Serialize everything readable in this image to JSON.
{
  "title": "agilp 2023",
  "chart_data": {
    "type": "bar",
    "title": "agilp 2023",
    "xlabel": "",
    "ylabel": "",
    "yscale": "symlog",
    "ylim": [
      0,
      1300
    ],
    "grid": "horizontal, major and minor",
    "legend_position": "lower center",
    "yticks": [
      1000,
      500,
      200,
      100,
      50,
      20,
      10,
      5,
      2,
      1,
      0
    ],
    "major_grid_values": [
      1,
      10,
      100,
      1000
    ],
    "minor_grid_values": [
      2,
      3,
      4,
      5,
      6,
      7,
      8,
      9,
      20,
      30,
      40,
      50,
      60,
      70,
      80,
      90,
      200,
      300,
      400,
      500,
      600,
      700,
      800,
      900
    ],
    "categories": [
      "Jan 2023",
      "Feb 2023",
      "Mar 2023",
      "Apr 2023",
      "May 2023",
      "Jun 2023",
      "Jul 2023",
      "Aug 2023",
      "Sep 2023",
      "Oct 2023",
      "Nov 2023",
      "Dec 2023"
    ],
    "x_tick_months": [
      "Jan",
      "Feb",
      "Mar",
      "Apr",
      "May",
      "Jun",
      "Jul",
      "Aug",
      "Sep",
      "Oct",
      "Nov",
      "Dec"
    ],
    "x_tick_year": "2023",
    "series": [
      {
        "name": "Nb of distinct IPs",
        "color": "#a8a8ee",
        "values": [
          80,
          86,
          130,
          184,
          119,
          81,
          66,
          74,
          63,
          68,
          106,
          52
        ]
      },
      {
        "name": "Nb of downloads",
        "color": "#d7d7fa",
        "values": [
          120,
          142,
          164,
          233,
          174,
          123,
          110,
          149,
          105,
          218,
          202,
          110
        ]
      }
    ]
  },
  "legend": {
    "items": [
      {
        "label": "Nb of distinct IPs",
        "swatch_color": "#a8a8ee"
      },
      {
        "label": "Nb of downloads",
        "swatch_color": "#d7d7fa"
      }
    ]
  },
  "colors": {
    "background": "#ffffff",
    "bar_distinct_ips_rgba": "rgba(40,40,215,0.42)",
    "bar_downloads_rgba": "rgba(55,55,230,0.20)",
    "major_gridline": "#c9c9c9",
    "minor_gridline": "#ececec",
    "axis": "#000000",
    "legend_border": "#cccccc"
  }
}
● ● ● ●
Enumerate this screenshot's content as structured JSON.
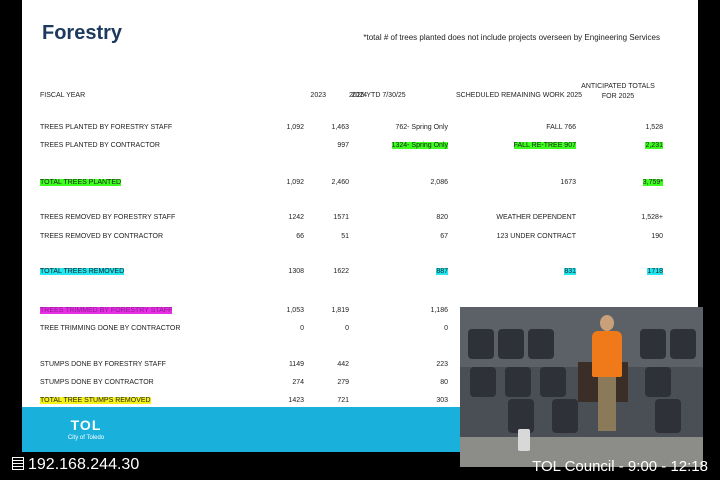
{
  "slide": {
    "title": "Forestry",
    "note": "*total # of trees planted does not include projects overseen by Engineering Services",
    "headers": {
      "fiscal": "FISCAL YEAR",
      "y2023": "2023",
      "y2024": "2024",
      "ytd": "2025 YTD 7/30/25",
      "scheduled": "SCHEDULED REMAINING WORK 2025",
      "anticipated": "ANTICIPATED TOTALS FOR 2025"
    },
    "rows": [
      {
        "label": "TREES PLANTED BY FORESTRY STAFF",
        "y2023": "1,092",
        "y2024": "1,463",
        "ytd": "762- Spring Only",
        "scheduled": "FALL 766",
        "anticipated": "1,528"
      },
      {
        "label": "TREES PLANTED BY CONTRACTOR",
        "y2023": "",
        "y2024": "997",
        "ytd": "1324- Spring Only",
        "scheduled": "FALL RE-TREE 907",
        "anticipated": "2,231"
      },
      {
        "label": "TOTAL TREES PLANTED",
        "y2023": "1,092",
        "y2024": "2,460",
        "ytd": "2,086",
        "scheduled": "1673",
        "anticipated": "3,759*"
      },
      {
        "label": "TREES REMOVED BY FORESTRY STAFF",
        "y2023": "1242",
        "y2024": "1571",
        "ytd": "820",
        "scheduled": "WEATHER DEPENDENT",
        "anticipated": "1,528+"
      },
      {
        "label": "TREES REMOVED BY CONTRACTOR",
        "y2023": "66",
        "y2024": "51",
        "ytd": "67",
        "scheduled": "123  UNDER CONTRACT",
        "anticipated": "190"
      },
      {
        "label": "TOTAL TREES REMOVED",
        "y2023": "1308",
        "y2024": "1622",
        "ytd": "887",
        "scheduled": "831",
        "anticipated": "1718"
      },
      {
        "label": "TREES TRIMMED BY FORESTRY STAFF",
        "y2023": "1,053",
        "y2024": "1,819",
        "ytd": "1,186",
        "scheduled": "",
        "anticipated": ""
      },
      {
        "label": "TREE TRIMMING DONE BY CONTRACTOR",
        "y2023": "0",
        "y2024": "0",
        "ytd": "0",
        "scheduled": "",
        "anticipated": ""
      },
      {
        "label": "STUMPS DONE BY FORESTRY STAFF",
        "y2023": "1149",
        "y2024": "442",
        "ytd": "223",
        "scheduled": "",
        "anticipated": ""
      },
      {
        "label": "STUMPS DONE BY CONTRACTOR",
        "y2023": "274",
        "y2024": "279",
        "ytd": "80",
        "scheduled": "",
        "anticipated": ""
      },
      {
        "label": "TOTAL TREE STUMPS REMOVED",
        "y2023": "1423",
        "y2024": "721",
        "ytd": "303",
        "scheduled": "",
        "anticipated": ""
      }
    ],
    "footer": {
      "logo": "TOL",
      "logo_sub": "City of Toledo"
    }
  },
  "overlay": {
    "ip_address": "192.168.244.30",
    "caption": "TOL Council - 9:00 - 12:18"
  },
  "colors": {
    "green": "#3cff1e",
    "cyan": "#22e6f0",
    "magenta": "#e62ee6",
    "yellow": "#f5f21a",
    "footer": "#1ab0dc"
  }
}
● ● ● ●
:: Written exercise ::
From the data above, copy each line that holds "JSON".

:: Task response ::
Serialize everything readable in this image to JSON.
Enumerate this screenshot's content as structured JSON.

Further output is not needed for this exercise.